**Passage provided**

A large cabinet reshuffle, Mr Jospin's first in nearly three years, is now thought to be inevitable. Mr Sautter and Mr Allÿgre, both of them non-career, non-elected politicians, have been the object of whispering campaigns by fellow Socialists.
The reform of the finance ministry, proposed two years ago, was regarded as a first step towards rebuilding the French state apparatus. Mr Sautter had proposed that the ministry's several regiments of tax-gathering officials, including a permanent "treasury" staff in almost every town or large village in France, could be gradually rationalised without compulsory redundancies.
The unions blocked the reform, claiming that it would undermine the principle of "public service". The unions' exasperated critics complained that the real problem was that the reform would have damaged the institutionalised rights - and balance of power - between the unions. Mr Jospin, facing prolonged industrial action and unrest in his own Socialist-Communist-Green coalition, decided to scrap the proposals.

**Records shown**
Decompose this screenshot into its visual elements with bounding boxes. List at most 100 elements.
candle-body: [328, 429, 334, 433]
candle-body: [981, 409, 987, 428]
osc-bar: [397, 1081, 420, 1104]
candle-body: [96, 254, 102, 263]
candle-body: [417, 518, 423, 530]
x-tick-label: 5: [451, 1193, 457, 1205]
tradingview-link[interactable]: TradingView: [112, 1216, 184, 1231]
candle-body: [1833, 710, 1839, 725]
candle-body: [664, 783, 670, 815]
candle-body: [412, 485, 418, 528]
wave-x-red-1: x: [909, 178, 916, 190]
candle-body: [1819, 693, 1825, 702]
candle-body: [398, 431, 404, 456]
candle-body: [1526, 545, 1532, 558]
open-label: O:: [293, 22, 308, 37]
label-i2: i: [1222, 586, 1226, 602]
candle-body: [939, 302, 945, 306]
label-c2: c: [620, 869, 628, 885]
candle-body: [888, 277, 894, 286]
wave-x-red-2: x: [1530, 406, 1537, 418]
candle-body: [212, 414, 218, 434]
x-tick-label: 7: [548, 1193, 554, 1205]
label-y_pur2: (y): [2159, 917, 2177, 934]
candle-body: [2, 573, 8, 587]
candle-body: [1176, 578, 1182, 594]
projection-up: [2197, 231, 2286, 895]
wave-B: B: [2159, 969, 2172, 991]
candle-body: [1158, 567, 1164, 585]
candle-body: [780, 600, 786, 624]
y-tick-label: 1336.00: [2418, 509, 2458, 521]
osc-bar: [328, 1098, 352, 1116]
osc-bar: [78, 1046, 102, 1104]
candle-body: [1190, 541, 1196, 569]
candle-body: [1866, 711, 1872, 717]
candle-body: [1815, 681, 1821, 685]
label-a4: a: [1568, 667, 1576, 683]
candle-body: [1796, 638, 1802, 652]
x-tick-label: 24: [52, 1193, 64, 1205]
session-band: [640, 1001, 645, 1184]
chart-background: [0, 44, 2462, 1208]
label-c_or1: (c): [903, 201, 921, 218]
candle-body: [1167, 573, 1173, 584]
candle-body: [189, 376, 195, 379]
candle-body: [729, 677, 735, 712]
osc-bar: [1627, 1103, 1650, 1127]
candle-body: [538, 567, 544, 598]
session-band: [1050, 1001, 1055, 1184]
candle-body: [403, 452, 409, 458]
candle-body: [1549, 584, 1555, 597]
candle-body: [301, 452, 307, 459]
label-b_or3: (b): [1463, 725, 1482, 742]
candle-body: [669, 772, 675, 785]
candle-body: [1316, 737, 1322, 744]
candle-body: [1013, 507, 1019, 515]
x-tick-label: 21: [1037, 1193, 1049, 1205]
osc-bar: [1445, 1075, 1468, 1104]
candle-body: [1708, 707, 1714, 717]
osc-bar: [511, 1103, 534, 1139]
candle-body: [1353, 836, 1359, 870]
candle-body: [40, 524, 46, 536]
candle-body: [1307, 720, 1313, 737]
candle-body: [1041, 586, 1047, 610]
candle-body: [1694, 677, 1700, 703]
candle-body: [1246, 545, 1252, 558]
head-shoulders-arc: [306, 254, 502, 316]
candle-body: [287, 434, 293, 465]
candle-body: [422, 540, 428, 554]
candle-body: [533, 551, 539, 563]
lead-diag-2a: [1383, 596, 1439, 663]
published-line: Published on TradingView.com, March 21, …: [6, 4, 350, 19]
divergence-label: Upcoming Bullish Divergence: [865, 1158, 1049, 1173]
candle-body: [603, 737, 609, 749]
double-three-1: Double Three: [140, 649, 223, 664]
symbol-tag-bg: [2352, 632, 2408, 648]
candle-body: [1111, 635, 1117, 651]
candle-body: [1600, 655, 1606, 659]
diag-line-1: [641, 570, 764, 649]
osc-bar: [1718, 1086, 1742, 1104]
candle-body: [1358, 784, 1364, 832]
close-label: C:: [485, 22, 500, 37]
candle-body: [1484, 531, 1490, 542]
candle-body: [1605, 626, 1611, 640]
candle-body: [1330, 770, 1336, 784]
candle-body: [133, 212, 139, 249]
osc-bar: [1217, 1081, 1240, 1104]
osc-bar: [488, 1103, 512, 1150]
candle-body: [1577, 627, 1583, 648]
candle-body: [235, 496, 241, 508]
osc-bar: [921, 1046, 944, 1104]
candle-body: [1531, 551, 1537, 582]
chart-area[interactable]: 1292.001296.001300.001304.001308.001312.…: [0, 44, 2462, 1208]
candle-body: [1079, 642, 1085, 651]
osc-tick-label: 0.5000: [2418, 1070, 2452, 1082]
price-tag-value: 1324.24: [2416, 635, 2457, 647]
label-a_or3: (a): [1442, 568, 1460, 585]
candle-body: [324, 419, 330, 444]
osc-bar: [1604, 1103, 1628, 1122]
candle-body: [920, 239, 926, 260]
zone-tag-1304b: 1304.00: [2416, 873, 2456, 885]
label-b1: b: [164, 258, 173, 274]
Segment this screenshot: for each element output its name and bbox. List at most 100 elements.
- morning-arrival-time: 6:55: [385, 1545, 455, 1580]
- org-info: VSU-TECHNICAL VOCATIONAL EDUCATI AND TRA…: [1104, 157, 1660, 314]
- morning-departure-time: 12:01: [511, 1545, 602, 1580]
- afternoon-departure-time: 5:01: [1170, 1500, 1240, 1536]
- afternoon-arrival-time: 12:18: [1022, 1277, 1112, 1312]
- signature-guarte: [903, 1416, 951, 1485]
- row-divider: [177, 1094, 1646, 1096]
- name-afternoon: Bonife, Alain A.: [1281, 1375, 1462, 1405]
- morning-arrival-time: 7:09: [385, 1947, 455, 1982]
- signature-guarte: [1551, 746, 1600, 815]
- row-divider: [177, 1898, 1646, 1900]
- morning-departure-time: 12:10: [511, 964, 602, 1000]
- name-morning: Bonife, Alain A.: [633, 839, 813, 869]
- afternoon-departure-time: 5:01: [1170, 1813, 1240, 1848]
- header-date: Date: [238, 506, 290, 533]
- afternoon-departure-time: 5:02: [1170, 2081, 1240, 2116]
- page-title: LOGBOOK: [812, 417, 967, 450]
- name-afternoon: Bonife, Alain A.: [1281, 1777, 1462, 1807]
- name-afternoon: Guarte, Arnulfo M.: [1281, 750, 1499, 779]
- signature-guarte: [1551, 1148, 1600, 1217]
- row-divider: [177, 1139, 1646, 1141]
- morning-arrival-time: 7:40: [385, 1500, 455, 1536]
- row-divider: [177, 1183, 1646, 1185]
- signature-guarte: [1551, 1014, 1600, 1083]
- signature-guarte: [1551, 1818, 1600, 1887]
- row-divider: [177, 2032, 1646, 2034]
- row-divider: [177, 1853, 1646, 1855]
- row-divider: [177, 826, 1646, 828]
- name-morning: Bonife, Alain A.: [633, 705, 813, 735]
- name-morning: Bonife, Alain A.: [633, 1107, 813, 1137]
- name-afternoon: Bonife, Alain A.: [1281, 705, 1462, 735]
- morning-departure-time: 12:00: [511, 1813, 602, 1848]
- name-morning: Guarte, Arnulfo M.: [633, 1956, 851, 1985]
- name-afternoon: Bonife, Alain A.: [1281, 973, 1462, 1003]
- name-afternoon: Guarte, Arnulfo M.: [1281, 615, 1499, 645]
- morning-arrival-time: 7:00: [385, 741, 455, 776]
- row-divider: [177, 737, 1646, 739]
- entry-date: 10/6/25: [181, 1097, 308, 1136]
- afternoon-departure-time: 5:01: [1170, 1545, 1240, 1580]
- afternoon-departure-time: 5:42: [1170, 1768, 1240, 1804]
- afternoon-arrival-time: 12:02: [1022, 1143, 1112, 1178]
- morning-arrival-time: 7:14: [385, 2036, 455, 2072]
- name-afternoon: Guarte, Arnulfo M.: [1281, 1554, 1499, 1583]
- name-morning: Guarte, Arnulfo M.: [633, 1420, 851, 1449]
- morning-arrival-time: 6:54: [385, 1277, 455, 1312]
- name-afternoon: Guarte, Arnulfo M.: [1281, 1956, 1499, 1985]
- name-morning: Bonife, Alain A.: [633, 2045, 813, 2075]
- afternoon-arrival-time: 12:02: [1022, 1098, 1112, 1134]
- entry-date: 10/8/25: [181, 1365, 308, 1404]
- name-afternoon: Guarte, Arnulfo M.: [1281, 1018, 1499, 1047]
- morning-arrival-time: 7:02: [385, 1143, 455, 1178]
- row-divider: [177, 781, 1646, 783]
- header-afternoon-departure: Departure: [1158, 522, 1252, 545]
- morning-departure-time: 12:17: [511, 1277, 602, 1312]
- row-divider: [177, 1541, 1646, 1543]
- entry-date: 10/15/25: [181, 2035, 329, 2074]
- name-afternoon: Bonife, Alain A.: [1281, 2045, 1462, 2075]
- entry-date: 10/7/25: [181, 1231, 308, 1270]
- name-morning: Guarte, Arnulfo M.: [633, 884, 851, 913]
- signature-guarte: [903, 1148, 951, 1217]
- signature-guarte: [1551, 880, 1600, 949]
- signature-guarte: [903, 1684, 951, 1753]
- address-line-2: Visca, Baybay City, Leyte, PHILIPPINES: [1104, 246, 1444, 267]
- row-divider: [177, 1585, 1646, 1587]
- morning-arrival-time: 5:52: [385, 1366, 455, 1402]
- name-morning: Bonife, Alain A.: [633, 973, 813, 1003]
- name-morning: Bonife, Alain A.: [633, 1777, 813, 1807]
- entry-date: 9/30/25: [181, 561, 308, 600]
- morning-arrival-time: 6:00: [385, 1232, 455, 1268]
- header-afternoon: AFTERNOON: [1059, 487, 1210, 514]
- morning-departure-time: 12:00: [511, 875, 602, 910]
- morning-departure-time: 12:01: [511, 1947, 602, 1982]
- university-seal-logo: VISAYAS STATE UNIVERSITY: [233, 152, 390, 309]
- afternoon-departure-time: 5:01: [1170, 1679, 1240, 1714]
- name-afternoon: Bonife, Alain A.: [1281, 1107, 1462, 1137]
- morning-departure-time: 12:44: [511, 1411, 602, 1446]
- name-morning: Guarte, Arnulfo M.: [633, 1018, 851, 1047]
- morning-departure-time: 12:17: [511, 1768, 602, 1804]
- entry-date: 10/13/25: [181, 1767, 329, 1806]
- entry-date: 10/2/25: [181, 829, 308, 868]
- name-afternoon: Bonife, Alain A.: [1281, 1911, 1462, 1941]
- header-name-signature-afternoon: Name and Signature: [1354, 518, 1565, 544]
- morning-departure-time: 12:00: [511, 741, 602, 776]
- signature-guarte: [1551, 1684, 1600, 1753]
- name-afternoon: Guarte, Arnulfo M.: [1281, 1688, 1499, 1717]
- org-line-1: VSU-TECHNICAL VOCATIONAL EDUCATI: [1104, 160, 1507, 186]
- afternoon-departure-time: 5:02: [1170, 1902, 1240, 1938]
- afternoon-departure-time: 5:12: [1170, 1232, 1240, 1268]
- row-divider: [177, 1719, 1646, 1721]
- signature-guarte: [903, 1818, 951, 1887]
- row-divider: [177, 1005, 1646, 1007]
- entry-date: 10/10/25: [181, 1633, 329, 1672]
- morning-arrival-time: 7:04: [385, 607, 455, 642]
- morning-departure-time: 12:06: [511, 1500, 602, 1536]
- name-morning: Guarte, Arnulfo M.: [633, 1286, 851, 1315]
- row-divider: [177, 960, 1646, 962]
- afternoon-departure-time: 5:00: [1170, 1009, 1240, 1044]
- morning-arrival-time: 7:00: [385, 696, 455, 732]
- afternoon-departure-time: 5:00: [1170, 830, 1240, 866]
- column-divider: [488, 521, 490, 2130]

**Exercise 1**
In the passage on Mr Jospin's government and the finance ministry reform, reproduce word for word the stretch from "The reform of" through "scrap the proposals.".
**Exercise 2**
Answer these questions from the passage on Mr Jospin's government and the finance ministry reform.
(a) How long has it been since Mr Jospin's last large cabinet reshuffle?
(b) How long ago was the reform of the finance ministry proposed?
(c) What principle did the unions claim the reform would undermine?
**Exercise 3**
Write the next part of the passage on Mr Jospin's government and the finance ministry reform, beginning after its final sentence.

**Output 1**
The reform of the finance ministry, proposed two years ago, was regarded as a first step towards rebuilding the French state apparatus. Mr Sautter had proposed that the ministry's several regiments of tax-gathering officials, including a permanent "treasury" staff in almost every town or large village in France, could be gradually rationalised without compulsory redundancies.
The unions blocked the reform, claiming that it would undermine the principle of "public service". The unions' exasperated critics complained that the real problem was that the reform would have damaged the institutionalised rights - and balance of power - between the unions. Mr Jospin, facing prolonged industrial action and unrest in his own Socialist-Communist-Green coalition, decided to scrap the proposals.

**Output 2**
(a) Nearly three years.
(b) Two years ago.
(c) The principle of "public service".

**Output 3**
The education reform package remains on the table but the government has also shown signs of readiness to retreat. Mr Allégre wants to transfer more control of education, including the hiring and firing of teachers, to local education boards.
The teaching unions have decided to make his proposals a fight to the death, or at least the minister's sacking. They say that the reforms amount to a "dumbing down" of education.
The background issue once again is the institutional role of the unions themselves in running the system.